** Given records **

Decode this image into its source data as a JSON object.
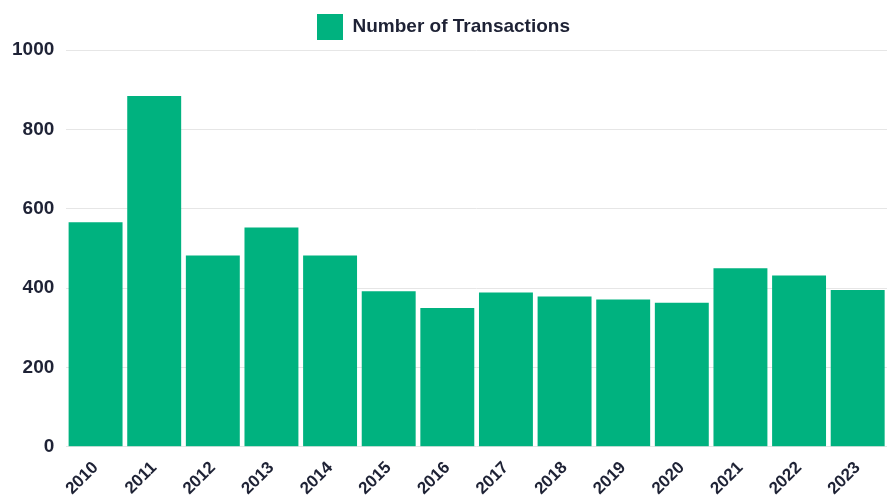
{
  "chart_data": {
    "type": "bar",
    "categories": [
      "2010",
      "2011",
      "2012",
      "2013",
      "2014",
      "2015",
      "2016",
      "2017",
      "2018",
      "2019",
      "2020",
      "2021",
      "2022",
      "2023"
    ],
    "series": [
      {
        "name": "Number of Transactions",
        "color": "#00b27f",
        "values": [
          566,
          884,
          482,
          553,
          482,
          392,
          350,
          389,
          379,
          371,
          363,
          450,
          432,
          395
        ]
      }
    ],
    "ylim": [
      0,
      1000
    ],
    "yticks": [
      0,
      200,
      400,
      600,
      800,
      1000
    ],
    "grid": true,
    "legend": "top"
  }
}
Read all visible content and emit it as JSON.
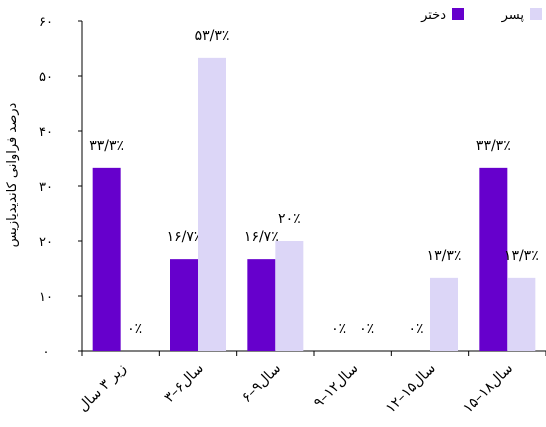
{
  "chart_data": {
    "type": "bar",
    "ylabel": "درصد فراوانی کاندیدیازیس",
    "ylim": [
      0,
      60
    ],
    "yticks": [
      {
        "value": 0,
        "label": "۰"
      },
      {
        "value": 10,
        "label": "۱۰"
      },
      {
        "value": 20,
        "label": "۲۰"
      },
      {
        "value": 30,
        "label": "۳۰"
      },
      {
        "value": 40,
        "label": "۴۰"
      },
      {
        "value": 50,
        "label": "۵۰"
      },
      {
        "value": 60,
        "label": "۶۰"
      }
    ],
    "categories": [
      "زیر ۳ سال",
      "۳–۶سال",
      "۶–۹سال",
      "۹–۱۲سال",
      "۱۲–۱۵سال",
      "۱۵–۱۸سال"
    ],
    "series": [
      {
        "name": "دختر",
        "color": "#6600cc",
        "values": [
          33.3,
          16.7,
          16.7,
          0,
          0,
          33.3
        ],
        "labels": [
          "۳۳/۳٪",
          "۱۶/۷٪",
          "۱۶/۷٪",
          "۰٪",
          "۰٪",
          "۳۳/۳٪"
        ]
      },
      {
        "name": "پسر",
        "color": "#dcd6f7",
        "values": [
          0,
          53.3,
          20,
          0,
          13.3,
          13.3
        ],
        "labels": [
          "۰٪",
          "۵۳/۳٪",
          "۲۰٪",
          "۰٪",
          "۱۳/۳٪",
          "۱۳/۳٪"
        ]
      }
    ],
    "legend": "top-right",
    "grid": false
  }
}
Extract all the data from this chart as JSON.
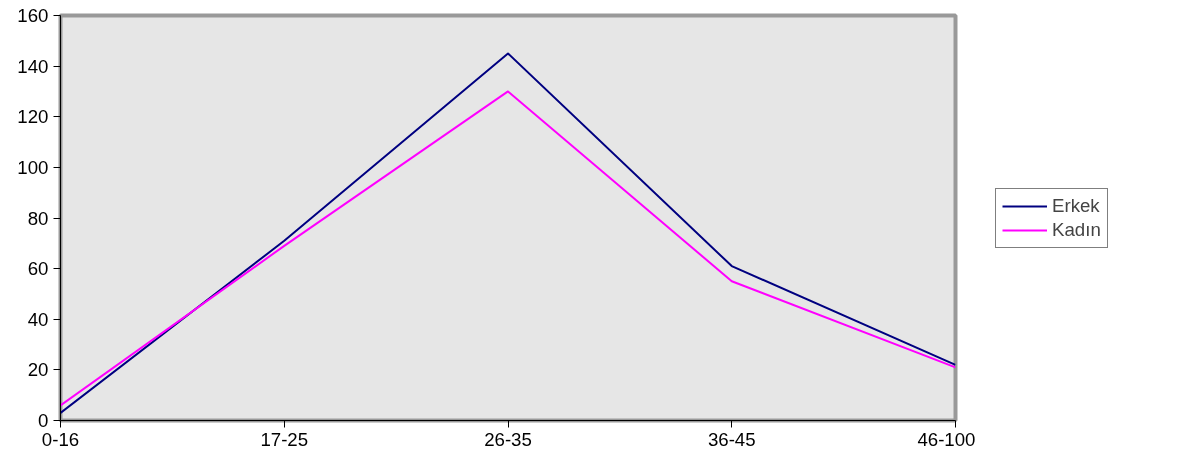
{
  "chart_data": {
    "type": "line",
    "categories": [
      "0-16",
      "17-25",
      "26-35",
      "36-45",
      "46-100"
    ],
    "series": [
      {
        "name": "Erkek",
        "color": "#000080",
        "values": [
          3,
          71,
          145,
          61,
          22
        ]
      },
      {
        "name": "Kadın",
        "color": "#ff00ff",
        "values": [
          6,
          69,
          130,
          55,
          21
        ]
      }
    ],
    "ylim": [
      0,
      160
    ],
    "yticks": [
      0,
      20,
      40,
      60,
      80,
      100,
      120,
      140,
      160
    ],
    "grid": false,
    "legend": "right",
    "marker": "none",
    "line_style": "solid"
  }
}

** Challenge **
Nothing but the pictures may be dropped; output the records above exactly.

** Response to the exercise **
Decode this image into its source data as a JSON object.
{
  "chart_data": {
    "type": "bar",
    "categories": [
      "2010",
      "2011",
      "2012",
      "2013",
      "2014",
      "2015",
      "2016",
      "2017",
      "2018",
      "2019",
      "2020",
      "2021",
      "2022",
      "2023"
    ],
    "series": [
      {
        "name": "Number of Transactions",
        "color": "#00b27f",
        "values": [
          566,
          884,
          482,
          553,
          482,
          392,
          350,
          389,
          379,
          371,
          363,
          450,
          432,
          395
        ]
      }
    ],
    "ylim": [
      0,
      1000
    ],
    "yticks": [
      0,
      200,
      400,
      600,
      800,
      1000
    ],
    "grid": true,
    "legend": "top"
  }
}
Read all visible content and emit it as JSON.
{
  "chart_data": {
    "type": "bar",
    "ylabel": "درصد فراوانی کاندیدیازیس",
    "ylim": [
      0,
      60
    ],
    "yticks": [
      {
        "value": 0,
        "label": "۰"
      },
      {
        "value": 10,
        "label": "۱۰"
      },
      {
        "value": 20,
        "label": "۲۰"
      },
      {
        "value": 30,
        "label": "۳۰"
      },
      {
        "value": 40,
        "label": "۴۰"
      },
      {
        "value": 50,
        "label": "۵۰"
      },
      {
        "value": 60,
        "label": "۶۰"
      }
    ],
    "categories": [
      "زیر ۳ سال",
      "۳–۶سال",
      "۶–۹سال",
      "۹–۱۲سال",
      "۱۲–۱۵سال",
      "۱۵–۱۸سال"
    ],
    "series": [
      {
        "name": "دختر",
        "color": "#6600cc",
        "values": [
          33.3,
          16.7,
          16.7,
          0,
          0,
          33.3
        ],
        "labels": [
          "۳۳/۳٪",
          "۱۶/۷٪",
          "۱۶/۷٪",
          "۰٪",
          "۰٪",
          "۳۳/۳٪"
        ]
      },
      {
        "name": "پسر",
        "color": "#dcd6f7",
        "values": [
          0,
          53.3,
          20,
          0,
          13.3,
          13.3
        ],
        "labels": [
          "۰٪",
          "۵۳/۳٪",
          "۲۰٪",
          "۰٪",
          "۱۳/۳٪",
          "۱۳/۳٪"
        ]
      }
    ],
    "legend": "top-right",
    "grid": false
  }
}
Extract all the data from this chart as JSON.
{
  "chart_data": {
    "type": "line",
    "categories": [
      "0-16",
      "17-25",
      "26-35",
      "36-45",
      "46-100"
    ],
    "series": [
      {
        "name": "Erkek",
        "color": "#000080",
        "values": [
          3,
          71,
          145,
          61,
          22
        ]
      },
      {
        "name": "Kadın",
        "color": "#ff00ff",
        "values": [
          6,
          69,
          130,
          55,
          21
        ]
      }
    ],
    "ylim": [
      0,
      160
    ],
    "yticks": [
      0,
      20,
      40,
      60,
      80,
      100,
      120,
      140,
      160
    ],
    "grid": false,
    "legend": "right",
    "marker": "none",
    "line_style": "solid"
  }
}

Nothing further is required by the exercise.